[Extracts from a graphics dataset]
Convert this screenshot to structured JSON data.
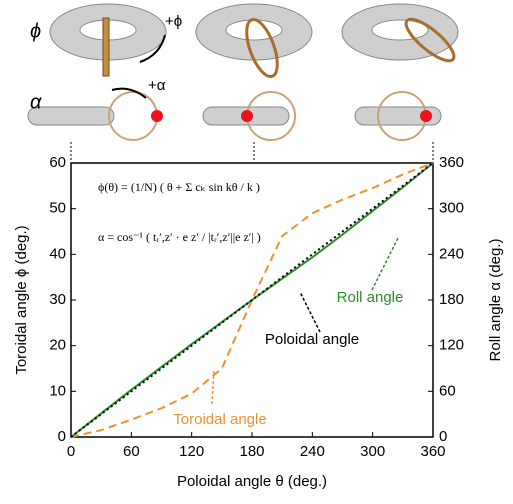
{
  "chart_data": {
    "type": "line",
    "xlabel": "Poloidal angle  θ (deg.)",
    "ylabel": "Toroidal angle  ϕ (deg.)",
    "y2label": "Roll angle  α (deg.)",
    "x": [
      0,
      30,
      60,
      90,
      120,
      150,
      180,
      210,
      240,
      270,
      300,
      330,
      360
    ],
    "xlim": [
      0,
      360
    ],
    "xticks": [
      0,
      60,
      120,
      180,
      240,
      300,
      360
    ],
    "ylim": [
      0,
      60
    ],
    "yticks": [
      0,
      10,
      20,
      30,
      40,
      50,
      60
    ],
    "y2lim": [
      0,
      360
    ],
    "y2ticks": [
      0,
      60,
      120,
      180,
      240,
      300,
      360
    ],
    "series": [
      {
        "name": "Toroidal angle",
        "color": "#f0922b",
        "dash": "8,5",
        "values": [
          0,
          1.5,
          3.8,
          6.3,
          9.5,
          15,
          30,
          44,
          49,
          52,
          54.5,
          57.5,
          60
        ]
      },
      {
        "name": "Roll angle",
        "color": "#2e8b2e",
        "dash": "none",
        "axis": "y2",
        "values": [
          0,
          31,
          62,
          92,
          122,
          151,
          180,
          208,
          236,
          266,
          297,
          328,
          360
        ]
      },
      {
        "name": "Poloidal angle",
        "color": "#000000",
        "dash": "2,3",
        "values": [
          0,
          5,
          10,
          15,
          20,
          25,
          30,
          35,
          40,
          45,
          50,
          55,
          60
        ]
      }
    ],
    "equations": [
      "ϕ(θ) = (1/N) ( θ + Σ cₖ sin kθ / k )",
      "α = cos⁻¹ ( tᵣ′,z′ · e z′ / |tᵣ′,z′||e z′| )"
    ],
    "illustration_labels": {
      "phi": "ϕ",
      "plus_phi": "+ϕ",
      "alpha": "α",
      "plus_alpha": "+α"
    }
  }
}
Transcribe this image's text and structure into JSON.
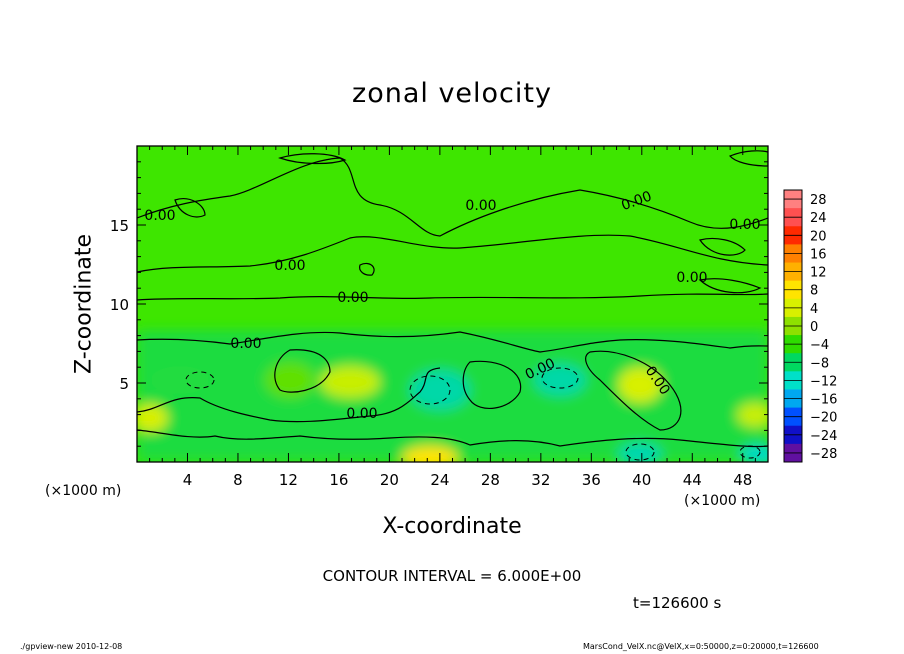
{
  "chart_data": {
    "type": "heatmap",
    "title": "zonal velocity",
    "xlabel": "X-coordinate",
    "ylabel": "Z-coordinate",
    "x_unit": "(×1000 m)",
    "y_unit": "(×1000 m)",
    "xlim": [
      0,
      50
    ],
    "ylim": [
      0,
      20
    ],
    "x_ticks": [
      4,
      8,
      12,
      16,
      20,
      24,
      28,
      32,
      36,
      40,
      44,
      48
    ],
    "y_ticks": [
      5,
      10,
      15
    ],
    "colorbar": {
      "levels": [
        28,
        24,
        20,
        16,
        12,
        8,
        4,
        0,
        -4,
        -8,
        -12,
        -16,
        -20,
        -24,
        -28
      ],
      "colors": [
        "#ff8080",
        "#ff5050",
        "#ff2a00",
        "#ff8000",
        "#ffb000",
        "#ffe400",
        "#d8f000",
        "#8ee000",
        "#2edc00",
        "#00d860",
        "#00e0c8",
        "#00a8f0",
        "#0050ff",
        "#1010c8",
        "#6010a0"
      ]
    },
    "contour_labels": [
      "0.00",
      "0.00",
      "0.00",
      "0.00",
      "0.00",
      "0.00",
      "0.00",
      "0.00",
      "0.00",
      "0.00",
      "0.00"
    ],
    "contour_interval": "CONTOUR INTERVAL = 6.000E+00",
    "time": "t=126600 s"
  },
  "footer": {
    "left": "./gpview-new   2010-12-08",
    "right": "MarsCond_VelX.nc@VelX,x=0:50000,z=0:20000,t=126600"
  }
}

Exercise objective: Output all the records, word for word, with no pictures in the copy.

Output for this task:
Convert this screenshot to structured JSON data.
{
  "chart_data": {
    "type": "line",
    "xlabel": "Poloidal angle  θ (deg.)",
    "ylabel": "Toroidal angle  ϕ (deg.)",
    "y2label": "Roll angle  α (deg.)",
    "x": [
      0,
      30,
      60,
      90,
      120,
      150,
      180,
      210,
      240,
      270,
      300,
      330,
      360
    ],
    "xlim": [
      0,
      360
    ],
    "xticks": [
      0,
      60,
      120,
      180,
      240,
      300,
      360
    ],
    "ylim": [
      0,
      60
    ],
    "yticks": [
      0,
      10,
      20,
      30,
      40,
      50,
      60
    ],
    "y2lim": [
      0,
      360
    ],
    "y2ticks": [
      0,
      60,
      120,
      180,
      240,
      300,
      360
    ],
    "series": [
      {
        "name": "Toroidal angle",
        "color": "#f0922b",
        "dash": "8,5",
        "values": [
          0,
          1.5,
          3.8,
          6.3,
          9.5,
          15,
          30,
          44,
          49,
          52,
          54.5,
          57.5,
          60
        ]
      },
      {
        "name": "Roll angle",
        "color": "#2e8b2e",
        "dash": "none",
        "axis": "y2",
        "values": [
          0,
          31,
          62,
          92,
          122,
          151,
          180,
          208,
          236,
          266,
          297,
          328,
          360
        ]
      },
      {
        "name": "Poloidal angle",
        "color": "#000000",
        "dash": "2,3",
        "values": [
          0,
          5,
          10,
          15,
          20,
          25,
          30,
          35,
          40,
          45,
          50,
          55,
          60
        ]
      }
    ],
    "equations": [
      "ϕ(θ) = (1/N) ( θ + Σ cₖ sin kθ / k )",
      "α = cos⁻¹ ( tᵣ′,z′ · e z′ / |tᵣ′,z′||e z′| )"
    ],
    "illustration_labels": {
      "phi": "ϕ",
      "plus_phi": "+ϕ",
      "alpha": "α",
      "plus_alpha": "+α"
    }
  }
}
Transcribe this image's text and structure into JSON.
{
  "chart_data": {
    "type": "heatmap",
    "title": "zonal velocity",
    "xlabel": "X-coordinate",
    "ylabel": "Z-coordinate",
    "x_unit": "(×1000 m)",
    "y_unit": "(×1000 m)",
    "xlim": [
      0,
      50
    ],
    "ylim": [
      0,
      20
    ],
    "x_ticks": [
      4,
      8,
      12,
      16,
      20,
      24,
      28,
      32,
      36,
      40,
      44,
      48
    ],
    "y_ticks": [
      5,
      10,
      15
    ],
    "colorbar": {
      "levels": [
        28,
        24,
        20,
        16,
        12,
        8,
        4,
        0,
        -4,
        -8,
        -12,
        -16,
        -20,
        -24,
        -28
      ],
      "colors": [
        "#ff8080",
        "#ff5050",
        "#ff2a00",
        "#ff8000",
        "#ffb000",
        "#ffe400",
        "#d8f000",
        "#8ee000",
        "#2edc00",
        "#00d860",
        "#00e0c8",
        "#00a8f0",
        "#0050ff",
        "#1010c8",
        "#6010a0"
      ]
    },
    "contour_labels": [
      "0.00",
      "0.00",
      "0.00",
      "0.00",
      "0.00",
      "0.00",
      "0.00",
      "0.00",
      "0.00",
      "0.00",
      "0.00"
    ],
    "contour_interval": "CONTOUR INTERVAL = 6.000E+00",
    "time": "t=126600 s"
  },
  "footer": {
    "left": "./gpview-new   2010-12-08",
    "right": "MarsCond_VelX.nc@VelX,x=0:50000,z=0:20000,t=126600"
  }
}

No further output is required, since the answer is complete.